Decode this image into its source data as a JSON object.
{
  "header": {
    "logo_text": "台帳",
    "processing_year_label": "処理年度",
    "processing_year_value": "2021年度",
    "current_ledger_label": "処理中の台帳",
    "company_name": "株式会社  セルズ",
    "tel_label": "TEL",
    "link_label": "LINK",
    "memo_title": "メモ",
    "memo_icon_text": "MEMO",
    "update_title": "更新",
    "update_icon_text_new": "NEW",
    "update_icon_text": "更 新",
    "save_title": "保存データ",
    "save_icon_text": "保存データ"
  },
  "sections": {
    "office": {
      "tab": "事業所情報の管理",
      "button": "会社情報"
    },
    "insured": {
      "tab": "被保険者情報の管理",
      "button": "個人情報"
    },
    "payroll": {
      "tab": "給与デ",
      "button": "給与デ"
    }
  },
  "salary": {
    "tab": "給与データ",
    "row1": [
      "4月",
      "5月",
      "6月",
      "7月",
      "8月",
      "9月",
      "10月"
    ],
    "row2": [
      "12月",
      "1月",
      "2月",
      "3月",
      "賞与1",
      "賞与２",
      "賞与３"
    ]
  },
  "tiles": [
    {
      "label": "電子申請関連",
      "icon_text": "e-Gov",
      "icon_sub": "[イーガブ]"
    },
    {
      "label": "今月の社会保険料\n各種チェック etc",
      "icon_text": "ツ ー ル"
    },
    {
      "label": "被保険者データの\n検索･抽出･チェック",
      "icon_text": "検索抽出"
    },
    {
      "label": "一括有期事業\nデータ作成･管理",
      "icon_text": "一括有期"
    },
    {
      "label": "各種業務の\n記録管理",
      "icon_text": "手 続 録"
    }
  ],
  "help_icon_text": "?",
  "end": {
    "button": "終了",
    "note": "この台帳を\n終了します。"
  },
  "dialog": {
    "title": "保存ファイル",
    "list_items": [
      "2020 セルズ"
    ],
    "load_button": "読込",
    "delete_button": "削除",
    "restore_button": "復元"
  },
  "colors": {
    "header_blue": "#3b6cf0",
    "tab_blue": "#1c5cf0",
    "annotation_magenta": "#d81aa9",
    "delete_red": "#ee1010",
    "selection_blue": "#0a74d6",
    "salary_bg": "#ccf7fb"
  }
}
○ ○ ○ ○ ○
Problem to work on | Copy each record from above without leaving any out.

Finished answer |
Decode this image into its source data as a JSON object.
{
  "header": {
    "logo_text": "台帳",
    "processing_year_label": "処理年度",
    "processing_year_value": "2021年度",
    "current_ledger_label": "処理中の台帳",
    "company_name": "株式会社  セルズ",
    "tel_label": "TEL",
    "link_label": "LINK",
    "memo_title": "メモ",
    "memo_icon_text": "MEMO",
    "update_title": "更新",
    "update_icon_text_new": "NEW",
    "update_icon_text": "更 新",
    "save_title": "保存データ",
    "save_icon_text": "保存データ"
  },
  "sections": {
    "office": {
      "tab": "事業所情報の管理",
      "button": "会社情報"
    },
    "insured": {
      "tab": "被保険者情報の管理",
      "button": "個人情報"
    },
    "payroll": {
      "tab": "給与デ",
      "button": "給与デ"
    }
  },
  "salary": {
    "tab": "給与データ",
    "row1": [
      "4月",
      "5月",
      "6月",
      "7月",
      "8月",
      "9月",
      "10月"
    ],
    "row2": [
      "12月",
      "1月",
      "2月",
      "3月",
      "賞与1",
      "賞与２",
      "賞与３"
    ]
  },
  "tiles": [
    {
      "label": "電子申請関連",
      "icon_text": "e-Gov",
      "icon_sub": "[イーガブ]"
    },
    {
      "label": "今月の社会保険料\n各種チェック etc",
      "icon_text": "ツ ー ル"
    },
    {
      "label": "被保険者データの\n検索･抽出･チェック",
      "icon_text": "検索抽出"
    },
    {
      "label": "一括有期事業\nデータ作成･管理",
      "icon_text": "一括有期"
    },
    {
      "label": "各種業務の\n記録管理",
      "icon_text": "手 続 録"
    }
  ],
  "help_icon_text": "?",
  "end": {
    "button": "終了",
    "note": "この台帳を\n終了します。"
  },
  "dialog": {
    "title": "保存ファイル",
    "list_items": [
      "2020 セルズ"
    ],
    "load_button": "読込",
    "delete_button": "削除",
    "restore_button": "復元"
  },
  "colors": {
    "header_blue": "#3b6cf0",
    "tab_blue": "#1c5cf0",
    "annotation_magenta": "#d81aa9",
    "delete_red": "#ee1010",
    "selection_blue": "#0a74d6",
    "salary_bg": "#ccf7fb"
  }
}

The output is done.